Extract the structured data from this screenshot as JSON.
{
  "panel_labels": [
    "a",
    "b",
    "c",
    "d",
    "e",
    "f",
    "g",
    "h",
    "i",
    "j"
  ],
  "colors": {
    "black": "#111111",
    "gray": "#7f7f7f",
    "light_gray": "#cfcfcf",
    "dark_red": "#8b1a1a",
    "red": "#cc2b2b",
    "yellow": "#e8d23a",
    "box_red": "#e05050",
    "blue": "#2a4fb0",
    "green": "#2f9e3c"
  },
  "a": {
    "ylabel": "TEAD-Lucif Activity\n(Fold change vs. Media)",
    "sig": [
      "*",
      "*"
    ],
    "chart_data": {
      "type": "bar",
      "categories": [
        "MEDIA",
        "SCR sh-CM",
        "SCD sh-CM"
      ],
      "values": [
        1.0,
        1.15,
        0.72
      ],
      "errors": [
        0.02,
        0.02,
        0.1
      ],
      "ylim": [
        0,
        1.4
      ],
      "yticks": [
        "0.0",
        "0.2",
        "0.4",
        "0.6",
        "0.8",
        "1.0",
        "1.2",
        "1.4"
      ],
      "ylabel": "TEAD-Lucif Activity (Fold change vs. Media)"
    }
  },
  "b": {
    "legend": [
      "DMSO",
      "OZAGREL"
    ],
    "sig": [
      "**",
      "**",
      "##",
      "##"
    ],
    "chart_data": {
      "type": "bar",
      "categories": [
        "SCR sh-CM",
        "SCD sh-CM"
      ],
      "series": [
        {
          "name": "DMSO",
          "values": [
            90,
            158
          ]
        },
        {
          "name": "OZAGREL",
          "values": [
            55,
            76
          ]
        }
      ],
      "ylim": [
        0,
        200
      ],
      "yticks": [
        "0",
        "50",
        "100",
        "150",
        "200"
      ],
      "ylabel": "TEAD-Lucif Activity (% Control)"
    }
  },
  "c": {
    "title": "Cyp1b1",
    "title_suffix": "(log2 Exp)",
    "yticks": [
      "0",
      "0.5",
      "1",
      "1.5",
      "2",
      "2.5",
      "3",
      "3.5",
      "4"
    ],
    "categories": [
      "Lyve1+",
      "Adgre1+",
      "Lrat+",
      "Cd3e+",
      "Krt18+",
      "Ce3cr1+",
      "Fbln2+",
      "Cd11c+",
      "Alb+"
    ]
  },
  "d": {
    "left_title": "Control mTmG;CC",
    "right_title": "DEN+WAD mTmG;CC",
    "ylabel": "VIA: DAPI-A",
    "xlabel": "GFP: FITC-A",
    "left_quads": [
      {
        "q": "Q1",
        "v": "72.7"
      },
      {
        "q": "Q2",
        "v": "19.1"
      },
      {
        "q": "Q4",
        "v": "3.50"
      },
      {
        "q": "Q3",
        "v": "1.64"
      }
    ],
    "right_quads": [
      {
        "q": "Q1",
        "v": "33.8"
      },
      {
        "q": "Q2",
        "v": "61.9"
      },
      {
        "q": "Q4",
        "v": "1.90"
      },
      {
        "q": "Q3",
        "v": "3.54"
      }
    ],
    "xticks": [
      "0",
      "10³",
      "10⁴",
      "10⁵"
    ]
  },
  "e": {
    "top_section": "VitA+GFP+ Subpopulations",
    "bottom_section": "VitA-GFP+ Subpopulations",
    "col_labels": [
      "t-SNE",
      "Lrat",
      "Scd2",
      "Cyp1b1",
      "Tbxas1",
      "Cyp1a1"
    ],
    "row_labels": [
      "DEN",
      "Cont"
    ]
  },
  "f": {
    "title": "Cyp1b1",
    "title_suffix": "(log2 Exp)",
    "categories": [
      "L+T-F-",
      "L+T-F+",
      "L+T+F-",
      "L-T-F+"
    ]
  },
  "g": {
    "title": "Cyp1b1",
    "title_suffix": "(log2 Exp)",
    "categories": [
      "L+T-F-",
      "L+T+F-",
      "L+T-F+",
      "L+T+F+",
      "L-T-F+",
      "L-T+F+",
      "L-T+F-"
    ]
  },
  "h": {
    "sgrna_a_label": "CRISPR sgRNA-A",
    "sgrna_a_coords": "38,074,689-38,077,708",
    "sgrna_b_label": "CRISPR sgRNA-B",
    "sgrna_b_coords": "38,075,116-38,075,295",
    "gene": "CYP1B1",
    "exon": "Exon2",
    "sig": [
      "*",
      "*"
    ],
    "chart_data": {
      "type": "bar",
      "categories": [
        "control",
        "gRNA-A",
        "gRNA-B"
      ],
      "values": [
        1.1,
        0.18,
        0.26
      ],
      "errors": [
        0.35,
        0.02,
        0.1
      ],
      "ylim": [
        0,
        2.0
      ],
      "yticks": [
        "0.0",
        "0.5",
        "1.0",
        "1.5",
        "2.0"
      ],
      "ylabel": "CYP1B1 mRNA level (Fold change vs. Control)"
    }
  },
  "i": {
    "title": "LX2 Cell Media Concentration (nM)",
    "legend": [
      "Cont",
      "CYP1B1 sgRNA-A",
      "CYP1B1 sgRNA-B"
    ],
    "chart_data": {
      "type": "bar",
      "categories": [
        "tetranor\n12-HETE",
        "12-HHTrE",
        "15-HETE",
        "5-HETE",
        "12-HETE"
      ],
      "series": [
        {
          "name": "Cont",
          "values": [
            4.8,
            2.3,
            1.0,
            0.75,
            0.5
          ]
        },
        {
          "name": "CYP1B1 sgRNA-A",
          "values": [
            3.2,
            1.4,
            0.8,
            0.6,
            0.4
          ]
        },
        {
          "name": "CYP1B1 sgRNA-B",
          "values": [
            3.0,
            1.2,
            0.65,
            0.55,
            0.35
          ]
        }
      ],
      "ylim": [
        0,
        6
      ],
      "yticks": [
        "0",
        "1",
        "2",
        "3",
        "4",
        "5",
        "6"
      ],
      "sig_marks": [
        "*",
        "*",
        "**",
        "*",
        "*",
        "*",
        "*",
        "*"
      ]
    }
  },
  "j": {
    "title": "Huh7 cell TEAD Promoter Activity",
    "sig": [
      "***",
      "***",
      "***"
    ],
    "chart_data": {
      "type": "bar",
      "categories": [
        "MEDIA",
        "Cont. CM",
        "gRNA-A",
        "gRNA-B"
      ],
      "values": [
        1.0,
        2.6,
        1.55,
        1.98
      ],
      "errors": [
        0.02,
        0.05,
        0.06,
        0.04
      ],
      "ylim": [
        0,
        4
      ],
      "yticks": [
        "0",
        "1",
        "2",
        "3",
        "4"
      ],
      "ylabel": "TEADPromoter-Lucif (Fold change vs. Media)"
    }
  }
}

**WHAT TO WORK ON**
Copy each of the records above so that nothing differs from the original.

**WRITTEN SOLUTION**
Extract the structured data from this screenshot as JSON.
{
  "panel_labels": [
    "a",
    "b",
    "c",
    "d",
    "e",
    "f",
    "g",
    "h",
    "i",
    "j"
  ],
  "colors": {
    "black": "#111111",
    "gray": "#7f7f7f",
    "light_gray": "#cfcfcf",
    "dark_red": "#8b1a1a",
    "red": "#cc2b2b",
    "yellow": "#e8d23a",
    "box_red": "#e05050",
    "blue": "#2a4fb0",
    "green": "#2f9e3c"
  },
  "a": {
    "ylabel": "TEAD-Lucif Activity\n(Fold change vs. Media)",
    "sig": [
      "*",
      "*"
    ],
    "chart_data": {
      "type": "bar",
      "categories": [
        "MEDIA",
        "SCR sh-CM",
        "SCD sh-CM"
      ],
      "values": [
        1.0,
        1.15,
        0.72
      ],
      "errors": [
        0.02,
        0.02,
        0.1
      ],
      "ylim": [
        0,
        1.4
      ],
      "yticks": [
        "0.0",
        "0.2",
        "0.4",
        "0.6",
        "0.8",
        "1.0",
        "1.2",
        "1.4"
      ],
      "ylabel": "TEAD-Lucif Activity (Fold change vs. Media)"
    }
  },
  "b": {
    "legend": [
      "DMSO",
      "OZAGREL"
    ],
    "sig": [
      "**",
      "**",
      "##",
      "##"
    ],
    "chart_data": {
      "type": "bar",
      "categories": [
        "SCR sh-CM",
        "SCD sh-CM"
      ],
      "series": [
        {
          "name": "DMSO",
          "values": [
            90,
            158
          ]
        },
        {
          "name": "OZAGREL",
          "values": [
            55,
            76
          ]
        }
      ],
      "ylim": [
        0,
        200
      ],
      "yticks": [
        "0",
        "50",
        "100",
        "150",
        "200"
      ],
      "ylabel": "TEAD-Lucif Activity (% Control)"
    }
  },
  "c": {
    "title": "Cyp1b1",
    "title_suffix": "(log2 Exp)",
    "yticks": [
      "0",
      "0.5",
      "1",
      "1.5",
      "2",
      "2.5",
      "3",
      "3.5",
      "4"
    ],
    "categories": [
      "Lyve1+",
      "Adgre1+",
      "Lrat+",
      "Cd3e+",
      "Krt18+",
      "Ce3cr1+",
      "Fbln2+",
      "Cd11c+",
      "Alb+"
    ]
  },
  "d": {
    "left_title": "Control mTmG;CC",
    "right_title": "DEN+WAD mTmG;CC",
    "ylabel": "VIA: DAPI-A",
    "xlabel": "GFP: FITC-A",
    "left_quads": [
      {
        "q": "Q1",
        "v": "72.7"
      },
      {
        "q": "Q2",
        "v": "19.1"
      },
      {
        "q": "Q4",
        "v": "3.50"
      },
      {
        "q": "Q3",
        "v": "1.64"
      }
    ],
    "right_quads": [
      {
        "q": "Q1",
        "v": "33.8"
      },
      {
        "q": "Q2",
        "v": "61.9"
      },
      {
        "q": "Q4",
        "v": "1.90"
      },
      {
        "q": "Q3",
        "v": "3.54"
      }
    ],
    "xticks": [
      "0",
      "10³",
      "10⁴",
      "10⁵"
    ]
  },
  "e": {
    "top_section": "VitA+GFP+ Subpopulations",
    "bottom_section": "VitA-GFP+ Subpopulations",
    "col_labels": [
      "t-SNE",
      "Lrat",
      "Scd2",
      "Cyp1b1",
      "Tbxas1",
      "Cyp1a1"
    ],
    "row_labels": [
      "DEN",
      "Cont"
    ]
  },
  "f": {
    "title": "Cyp1b1",
    "title_suffix": "(log2 Exp)",
    "categories": [
      "L+T-F-",
      "L+T-F+",
      "L+T+F-",
      "L-T-F+"
    ]
  },
  "g": {
    "title": "Cyp1b1",
    "title_suffix": "(log2 Exp)",
    "categories": [
      "L+T-F-",
      "L+T+F-",
      "L+T-F+",
      "L+T+F+",
      "L-T-F+",
      "L-T+F+",
      "L-T+F-"
    ]
  },
  "h": {
    "sgrna_a_label": "CRISPR sgRNA-A",
    "sgrna_a_coords": "38,074,689-38,077,708",
    "sgrna_b_label": "CRISPR sgRNA-B",
    "sgrna_b_coords": "38,075,116-38,075,295",
    "gene": "CYP1B1",
    "exon": "Exon2",
    "sig": [
      "*",
      "*"
    ],
    "chart_data": {
      "type": "bar",
      "categories": [
        "control",
        "gRNA-A",
        "gRNA-B"
      ],
      "values": [
        1.1,
        0.18,
        0.26
      ],
      "errors": [
        0.35,
        0.02,
        0.1
      ],
      "ylim": [
        0,
        2.0
      ],
      "yticks": [
        "0.0",
        "0.5",
        "1.0",
        "1.5",
        "2.0"
      ],
      "ylabel": "CYP1B1 mRNA level (Fold change vs. Control)"
    }
  },
  "i": {
    "title": "LX2 Cell Media Concentration (nM)",
    "legend": [
      "Cont",
      "CYP1B1 sgRNA-A",
      "CYP1B1 sgRNA-B"
    ],
    "chart_data": {
      "type": "bar",
      "categories": [
        "tetranor\n12-HETE",
        "12-HHTrE",
        "15-HETE",
        "5-HETE",
        "12-HETE"
      ],
      "series": [
        {
          "name": "Cont",
          "values": [
            4.8,
            2.3,
            1.0,
            0.75,
            0.5
          ]
        },
        {
          "name": "CYP1B1 sgRNA-A",
          "values": [
            3.2,
            1.4,
            0.8,
            0.6,
            0.4
          ]
        },
        {
          "name": "CYP1B1 sgRNA-B",
          "values": [
            3.0,
            1.2,
            0.65,
            0.55,
            0.35
          ]
        }
      ],
      "ylim": [
        0,
        6
      ],
      "yticks": [
        "0",
        "1",
        "2",
        "3",
        "4",
        "5",
        "6"
      ],
      "sig_marks": [
        "*",
        "*",
        "**",
        "*",
        "*",
        "*",
        "*",
        "*"
      ]
    }
  },
  "j": {
    "title": "Huh7 cell TEAD Promoter Activity",
    "sig": [
      "***",
      "***",
      "***"
    ],
    "chart_data": {
      "type": "bar",
      "categories": [
        "MEDIA",
        "Cont. CM",
        "gRNA-A",
        "gRNA-B"
      ],
      "values": [
        1.0,
        2.6,
        1.55,
        1.98
      ],
      "errors": [
        0.02,
        0.05,
        0.06,
        0.04
      ],
      "ylim": [
        0,
        4
      ],
      "yticks": [
        "0",
        "1",
        "2",
        "3",
        "4"
      ],
      "ylabel": "TEADPromoter-Lucif (Fold change vs. Media)"
    }
  }
}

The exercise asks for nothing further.